Input data
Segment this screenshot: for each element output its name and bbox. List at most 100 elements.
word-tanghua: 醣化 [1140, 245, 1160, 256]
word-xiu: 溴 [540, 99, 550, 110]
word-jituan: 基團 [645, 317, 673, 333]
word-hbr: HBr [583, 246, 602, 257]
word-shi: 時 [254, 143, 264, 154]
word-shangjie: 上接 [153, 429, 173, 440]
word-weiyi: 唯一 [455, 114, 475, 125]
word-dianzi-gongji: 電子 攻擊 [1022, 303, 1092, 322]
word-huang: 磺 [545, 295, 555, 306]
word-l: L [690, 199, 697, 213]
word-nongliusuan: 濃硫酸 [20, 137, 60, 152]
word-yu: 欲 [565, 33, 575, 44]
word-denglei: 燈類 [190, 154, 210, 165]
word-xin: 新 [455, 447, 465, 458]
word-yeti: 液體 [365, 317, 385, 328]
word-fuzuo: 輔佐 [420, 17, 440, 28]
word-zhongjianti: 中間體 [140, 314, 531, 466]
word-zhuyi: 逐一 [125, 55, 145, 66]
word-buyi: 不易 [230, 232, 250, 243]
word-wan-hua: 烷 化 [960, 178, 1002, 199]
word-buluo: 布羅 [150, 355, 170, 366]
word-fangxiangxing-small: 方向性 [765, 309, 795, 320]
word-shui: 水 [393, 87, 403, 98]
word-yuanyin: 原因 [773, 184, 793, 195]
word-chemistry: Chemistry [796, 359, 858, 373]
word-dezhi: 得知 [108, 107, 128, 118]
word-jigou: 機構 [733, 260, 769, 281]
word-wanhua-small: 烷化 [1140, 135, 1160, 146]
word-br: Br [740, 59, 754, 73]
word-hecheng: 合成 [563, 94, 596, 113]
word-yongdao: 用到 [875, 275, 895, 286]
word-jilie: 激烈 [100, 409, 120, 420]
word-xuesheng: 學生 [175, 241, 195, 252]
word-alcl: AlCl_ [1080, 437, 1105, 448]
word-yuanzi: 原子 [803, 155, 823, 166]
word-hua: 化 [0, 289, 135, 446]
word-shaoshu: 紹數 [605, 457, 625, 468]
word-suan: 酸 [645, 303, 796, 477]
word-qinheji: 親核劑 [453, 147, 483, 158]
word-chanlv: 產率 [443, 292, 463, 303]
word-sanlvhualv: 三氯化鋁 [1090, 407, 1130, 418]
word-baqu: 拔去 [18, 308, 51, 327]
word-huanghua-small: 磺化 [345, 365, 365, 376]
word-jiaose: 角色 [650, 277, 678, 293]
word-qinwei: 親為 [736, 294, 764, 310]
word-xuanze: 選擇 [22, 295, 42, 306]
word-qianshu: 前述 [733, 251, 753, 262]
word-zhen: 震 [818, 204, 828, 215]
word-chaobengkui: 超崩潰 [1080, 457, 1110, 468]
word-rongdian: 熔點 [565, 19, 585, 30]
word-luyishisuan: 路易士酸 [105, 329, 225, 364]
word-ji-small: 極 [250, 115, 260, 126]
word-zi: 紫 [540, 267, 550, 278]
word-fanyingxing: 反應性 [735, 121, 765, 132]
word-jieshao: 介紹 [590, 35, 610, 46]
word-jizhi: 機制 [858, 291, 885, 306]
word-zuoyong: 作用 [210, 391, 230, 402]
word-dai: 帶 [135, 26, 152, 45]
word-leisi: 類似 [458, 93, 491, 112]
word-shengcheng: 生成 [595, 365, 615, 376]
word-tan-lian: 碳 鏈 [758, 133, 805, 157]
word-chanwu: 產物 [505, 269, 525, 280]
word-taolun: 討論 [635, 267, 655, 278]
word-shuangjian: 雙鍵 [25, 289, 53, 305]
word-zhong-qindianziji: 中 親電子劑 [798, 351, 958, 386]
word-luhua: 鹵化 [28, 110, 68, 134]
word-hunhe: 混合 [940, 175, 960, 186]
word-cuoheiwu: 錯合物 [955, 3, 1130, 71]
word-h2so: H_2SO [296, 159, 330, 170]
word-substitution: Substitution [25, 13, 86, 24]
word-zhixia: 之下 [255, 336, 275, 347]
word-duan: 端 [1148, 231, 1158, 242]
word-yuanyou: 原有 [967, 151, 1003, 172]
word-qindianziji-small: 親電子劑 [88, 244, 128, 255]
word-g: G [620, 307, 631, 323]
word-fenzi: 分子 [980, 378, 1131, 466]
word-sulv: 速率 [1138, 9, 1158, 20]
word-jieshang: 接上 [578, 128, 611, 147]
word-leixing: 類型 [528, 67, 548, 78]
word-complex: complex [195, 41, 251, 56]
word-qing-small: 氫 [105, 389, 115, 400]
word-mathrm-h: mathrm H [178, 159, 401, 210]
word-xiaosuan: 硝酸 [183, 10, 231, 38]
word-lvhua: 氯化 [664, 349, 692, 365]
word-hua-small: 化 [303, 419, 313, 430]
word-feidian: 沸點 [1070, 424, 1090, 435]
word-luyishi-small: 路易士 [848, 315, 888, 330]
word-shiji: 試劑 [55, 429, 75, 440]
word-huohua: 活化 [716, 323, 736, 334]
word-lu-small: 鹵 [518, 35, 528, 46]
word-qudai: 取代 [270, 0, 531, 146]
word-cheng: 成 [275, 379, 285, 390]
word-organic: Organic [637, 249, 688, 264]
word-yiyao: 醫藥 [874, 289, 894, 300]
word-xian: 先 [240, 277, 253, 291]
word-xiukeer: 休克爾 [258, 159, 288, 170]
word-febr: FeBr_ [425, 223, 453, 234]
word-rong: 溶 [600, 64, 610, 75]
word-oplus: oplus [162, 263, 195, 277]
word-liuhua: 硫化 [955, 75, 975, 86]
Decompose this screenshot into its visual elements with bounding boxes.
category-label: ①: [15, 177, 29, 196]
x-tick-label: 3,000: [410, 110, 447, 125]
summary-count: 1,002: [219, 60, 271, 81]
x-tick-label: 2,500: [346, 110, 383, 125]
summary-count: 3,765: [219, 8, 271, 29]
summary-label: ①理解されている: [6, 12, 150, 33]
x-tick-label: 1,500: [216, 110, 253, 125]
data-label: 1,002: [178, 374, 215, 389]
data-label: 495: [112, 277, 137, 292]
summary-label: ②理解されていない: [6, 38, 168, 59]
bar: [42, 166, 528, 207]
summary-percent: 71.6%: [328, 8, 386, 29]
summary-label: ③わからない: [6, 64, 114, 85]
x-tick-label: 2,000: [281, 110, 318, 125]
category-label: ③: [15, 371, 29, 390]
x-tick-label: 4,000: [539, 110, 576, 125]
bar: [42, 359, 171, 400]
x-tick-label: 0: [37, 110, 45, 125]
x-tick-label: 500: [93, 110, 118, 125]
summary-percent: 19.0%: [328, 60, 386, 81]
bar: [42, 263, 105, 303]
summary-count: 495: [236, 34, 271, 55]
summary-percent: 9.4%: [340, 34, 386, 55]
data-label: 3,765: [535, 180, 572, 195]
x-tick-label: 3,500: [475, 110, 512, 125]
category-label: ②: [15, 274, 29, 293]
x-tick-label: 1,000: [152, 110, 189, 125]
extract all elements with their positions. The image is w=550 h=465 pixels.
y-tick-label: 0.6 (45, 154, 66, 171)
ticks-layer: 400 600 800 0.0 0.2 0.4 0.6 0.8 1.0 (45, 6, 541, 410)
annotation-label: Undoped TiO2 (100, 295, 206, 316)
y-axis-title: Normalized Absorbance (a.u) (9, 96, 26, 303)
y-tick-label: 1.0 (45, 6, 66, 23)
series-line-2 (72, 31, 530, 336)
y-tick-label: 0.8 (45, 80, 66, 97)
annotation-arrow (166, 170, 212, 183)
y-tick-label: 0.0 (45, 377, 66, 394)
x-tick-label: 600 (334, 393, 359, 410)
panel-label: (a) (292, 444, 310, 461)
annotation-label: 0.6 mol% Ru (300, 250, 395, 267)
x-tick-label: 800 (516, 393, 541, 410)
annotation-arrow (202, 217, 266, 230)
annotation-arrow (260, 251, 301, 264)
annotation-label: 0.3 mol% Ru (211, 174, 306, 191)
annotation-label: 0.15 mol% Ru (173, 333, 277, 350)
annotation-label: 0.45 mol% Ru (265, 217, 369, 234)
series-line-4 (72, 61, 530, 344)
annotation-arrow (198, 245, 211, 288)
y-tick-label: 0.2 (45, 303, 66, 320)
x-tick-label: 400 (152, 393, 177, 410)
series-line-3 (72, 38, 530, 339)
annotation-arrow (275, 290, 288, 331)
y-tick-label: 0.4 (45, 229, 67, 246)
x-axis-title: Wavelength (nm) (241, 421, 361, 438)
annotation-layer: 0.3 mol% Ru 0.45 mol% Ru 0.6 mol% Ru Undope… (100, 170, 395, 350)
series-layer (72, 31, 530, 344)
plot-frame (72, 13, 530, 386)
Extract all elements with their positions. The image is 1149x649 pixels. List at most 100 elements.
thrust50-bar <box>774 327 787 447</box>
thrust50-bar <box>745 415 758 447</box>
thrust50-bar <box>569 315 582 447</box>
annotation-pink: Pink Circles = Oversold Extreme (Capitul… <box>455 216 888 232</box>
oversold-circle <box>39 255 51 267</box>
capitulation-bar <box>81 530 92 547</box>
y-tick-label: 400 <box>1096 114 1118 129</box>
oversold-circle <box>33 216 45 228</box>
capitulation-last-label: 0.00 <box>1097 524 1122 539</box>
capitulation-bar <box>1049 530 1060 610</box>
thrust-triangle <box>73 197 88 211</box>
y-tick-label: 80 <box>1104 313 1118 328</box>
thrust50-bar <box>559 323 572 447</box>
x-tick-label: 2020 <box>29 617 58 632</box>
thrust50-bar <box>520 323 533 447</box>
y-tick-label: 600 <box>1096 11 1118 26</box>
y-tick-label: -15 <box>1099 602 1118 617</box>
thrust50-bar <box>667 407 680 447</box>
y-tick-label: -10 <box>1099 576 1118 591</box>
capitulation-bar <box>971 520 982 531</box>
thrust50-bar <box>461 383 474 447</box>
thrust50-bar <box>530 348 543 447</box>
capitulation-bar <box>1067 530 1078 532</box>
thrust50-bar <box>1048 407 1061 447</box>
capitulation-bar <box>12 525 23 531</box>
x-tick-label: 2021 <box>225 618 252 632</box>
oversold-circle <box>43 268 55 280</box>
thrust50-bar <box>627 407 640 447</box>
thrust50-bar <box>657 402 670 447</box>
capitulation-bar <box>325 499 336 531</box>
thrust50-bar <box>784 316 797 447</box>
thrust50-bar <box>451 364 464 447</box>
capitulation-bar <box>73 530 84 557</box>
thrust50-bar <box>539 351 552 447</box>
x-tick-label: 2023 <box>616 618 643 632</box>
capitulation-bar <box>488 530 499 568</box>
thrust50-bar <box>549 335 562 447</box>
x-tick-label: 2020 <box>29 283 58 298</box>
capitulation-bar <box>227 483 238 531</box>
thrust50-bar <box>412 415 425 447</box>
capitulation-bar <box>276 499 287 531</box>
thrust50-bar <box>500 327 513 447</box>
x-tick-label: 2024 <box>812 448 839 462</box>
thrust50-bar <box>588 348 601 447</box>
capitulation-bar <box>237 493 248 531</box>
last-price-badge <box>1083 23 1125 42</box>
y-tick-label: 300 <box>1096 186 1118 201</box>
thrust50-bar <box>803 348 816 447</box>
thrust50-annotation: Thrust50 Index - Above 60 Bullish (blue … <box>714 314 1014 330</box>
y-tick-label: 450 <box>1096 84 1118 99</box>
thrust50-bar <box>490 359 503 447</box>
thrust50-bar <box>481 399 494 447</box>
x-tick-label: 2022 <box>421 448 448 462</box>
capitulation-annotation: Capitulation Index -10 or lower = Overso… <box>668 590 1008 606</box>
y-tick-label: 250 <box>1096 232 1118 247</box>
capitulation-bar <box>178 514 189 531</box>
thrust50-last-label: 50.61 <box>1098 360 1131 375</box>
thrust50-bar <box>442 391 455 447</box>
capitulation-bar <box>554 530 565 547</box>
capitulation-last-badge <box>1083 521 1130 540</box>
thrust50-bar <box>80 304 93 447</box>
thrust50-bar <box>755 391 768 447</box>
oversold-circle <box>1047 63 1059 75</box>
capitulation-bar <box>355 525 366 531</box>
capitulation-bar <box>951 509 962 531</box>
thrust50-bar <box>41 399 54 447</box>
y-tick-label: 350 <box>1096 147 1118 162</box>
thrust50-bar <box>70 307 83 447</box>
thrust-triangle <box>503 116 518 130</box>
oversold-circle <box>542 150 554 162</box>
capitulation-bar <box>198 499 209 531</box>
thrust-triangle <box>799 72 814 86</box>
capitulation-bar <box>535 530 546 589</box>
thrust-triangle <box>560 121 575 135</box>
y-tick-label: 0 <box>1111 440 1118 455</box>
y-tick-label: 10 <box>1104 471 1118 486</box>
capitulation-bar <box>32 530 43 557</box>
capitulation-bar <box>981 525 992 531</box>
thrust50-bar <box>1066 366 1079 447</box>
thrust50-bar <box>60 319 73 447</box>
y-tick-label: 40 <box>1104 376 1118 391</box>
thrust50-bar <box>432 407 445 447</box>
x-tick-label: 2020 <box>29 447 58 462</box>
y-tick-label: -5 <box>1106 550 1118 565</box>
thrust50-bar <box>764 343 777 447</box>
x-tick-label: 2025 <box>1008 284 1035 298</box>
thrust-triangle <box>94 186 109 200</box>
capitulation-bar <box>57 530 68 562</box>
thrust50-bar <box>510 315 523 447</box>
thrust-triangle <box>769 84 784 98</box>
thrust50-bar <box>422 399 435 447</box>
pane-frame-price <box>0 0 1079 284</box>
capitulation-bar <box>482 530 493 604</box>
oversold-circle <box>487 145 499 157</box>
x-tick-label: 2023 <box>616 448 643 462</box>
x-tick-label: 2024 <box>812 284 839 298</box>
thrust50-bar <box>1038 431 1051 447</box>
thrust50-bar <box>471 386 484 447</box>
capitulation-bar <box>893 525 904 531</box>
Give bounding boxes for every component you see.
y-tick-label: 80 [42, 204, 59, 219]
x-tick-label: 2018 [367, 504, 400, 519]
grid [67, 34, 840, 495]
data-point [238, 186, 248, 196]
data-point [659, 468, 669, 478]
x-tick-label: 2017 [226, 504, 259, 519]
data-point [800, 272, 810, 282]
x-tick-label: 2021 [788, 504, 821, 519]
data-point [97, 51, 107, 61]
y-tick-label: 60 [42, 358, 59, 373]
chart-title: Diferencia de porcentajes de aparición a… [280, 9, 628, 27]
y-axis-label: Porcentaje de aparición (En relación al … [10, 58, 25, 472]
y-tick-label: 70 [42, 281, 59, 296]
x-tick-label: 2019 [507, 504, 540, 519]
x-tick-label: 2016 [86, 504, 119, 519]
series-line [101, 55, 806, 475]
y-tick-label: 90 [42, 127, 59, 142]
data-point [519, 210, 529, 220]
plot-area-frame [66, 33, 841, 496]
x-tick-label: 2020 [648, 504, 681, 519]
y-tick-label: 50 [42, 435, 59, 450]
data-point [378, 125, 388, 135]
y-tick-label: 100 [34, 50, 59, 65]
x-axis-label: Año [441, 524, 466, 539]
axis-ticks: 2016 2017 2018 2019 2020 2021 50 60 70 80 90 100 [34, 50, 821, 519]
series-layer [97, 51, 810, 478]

What you should do
Put the lines from the very first one through the line containing "word-sanlvhualv: 三氯化鋁 [1090, 407, 1130, 418]" into a JSON list of strings, with one string per line and blank lines omitted.

Solution to the exercise
[
  "Segment this screenshot: for each element output its name and bbox. List at most 100 elements.",
  "word-tanghua: 醣化 [1140, 245, 1160, 256]",
  "word-xiu: 溴 [540, 99, 550, 110]",
  "word-jituan: 基團 [645, 317, 673, 333]",
  "word-hbr: HBr [583, 246, 602, 257]",
  "word-shi: 時 [254, 143, 264, 154]",
  "word-shangjie: 上接 [153, 429, 173, 440]",
  "word-weiyi: 唯一 [455, 114, 475, 125]",
  "word-dianzi-gongji: 電子 攻擊 [1022, 303, 1092, 322]",
  "word-huang: 磺 [545, 295, 555, 306]",
  "word-l: L [690, 199, 697, 213]",
  "word-nongliusuan: 濃硫酸 [20, 137, 60, 152]",
  "word-yu: 欲 [565, 33, 575, 44]",
  "word-denglei: 燈類 [190, 154, 210, 165]",
  "word-xin: 新 [455, 447, 465, 458]",
  "word-yeti: 液體 [365, 317, 385, 328]",
  "word-fuzuo: 輔佐 [420, 17, 440, 28]",
  "word-zhongjianti: 中間體 [140, 314, 531, 466]",
  "word-zhuyi: 逐一 [125, 55, 145, 66]",
  "word-buyi: 不易 [230, 232, 250, 243]",
  "word-wan-hua: 烷 化 [960, 178, 1002, 199]",
  "word-buluo: 布羅 [150, 355, 170, 366]",
  "word-fangxiangxing-small: 方向性 [765, 309, 795, 320]",
  "word-shui: 水 [393, 87, 403, 98]",
  "word-yuanyin: 原因 [773, 184, 793, 195]",
  "word-chemistry: Chemistry [796, 359, 858, 373]",
  "word-dezhi: 得知 [108, 107, 128, 118]",
  "word-jigou: 機構 [733, 260, 769, 281]",
  "word-wanhua-small: 烷化 [1140, 135, 1160, 146]",
  "word-br: Br [740, 59, 754, 73]",
  "word-hecheng: 合成 [563, 94, 596, 113]",
  "word-yongdao: 用到 [875, 275, 895, 286]",
  "word-jilie: 激烈 [100, 409, 120, 420]",
  "word-xuesheng: 學生 [175, 241, 195, 252]",
  "word-alcl: AlCl_ [1080, 437, 1105, 448]",
  "word-yuanzi: 原子 [803, 155, 823, 166]",
  "word-hua: 化 [0, 289, 135, 446]",
  "word-shaoshu: 紹數 [605, 457, 625, 468]",
  "word-suan: 酸 [645, 303, 796, 477]",
  "word-qinheji: 親核劑 [453, 147, 483, 158]",
  "word-chanlv: 產率 [443, 292, 463, 303]",
  "word-sanlvhualv: 三氯化鋁 [1090, 407, 1130, 418]"
]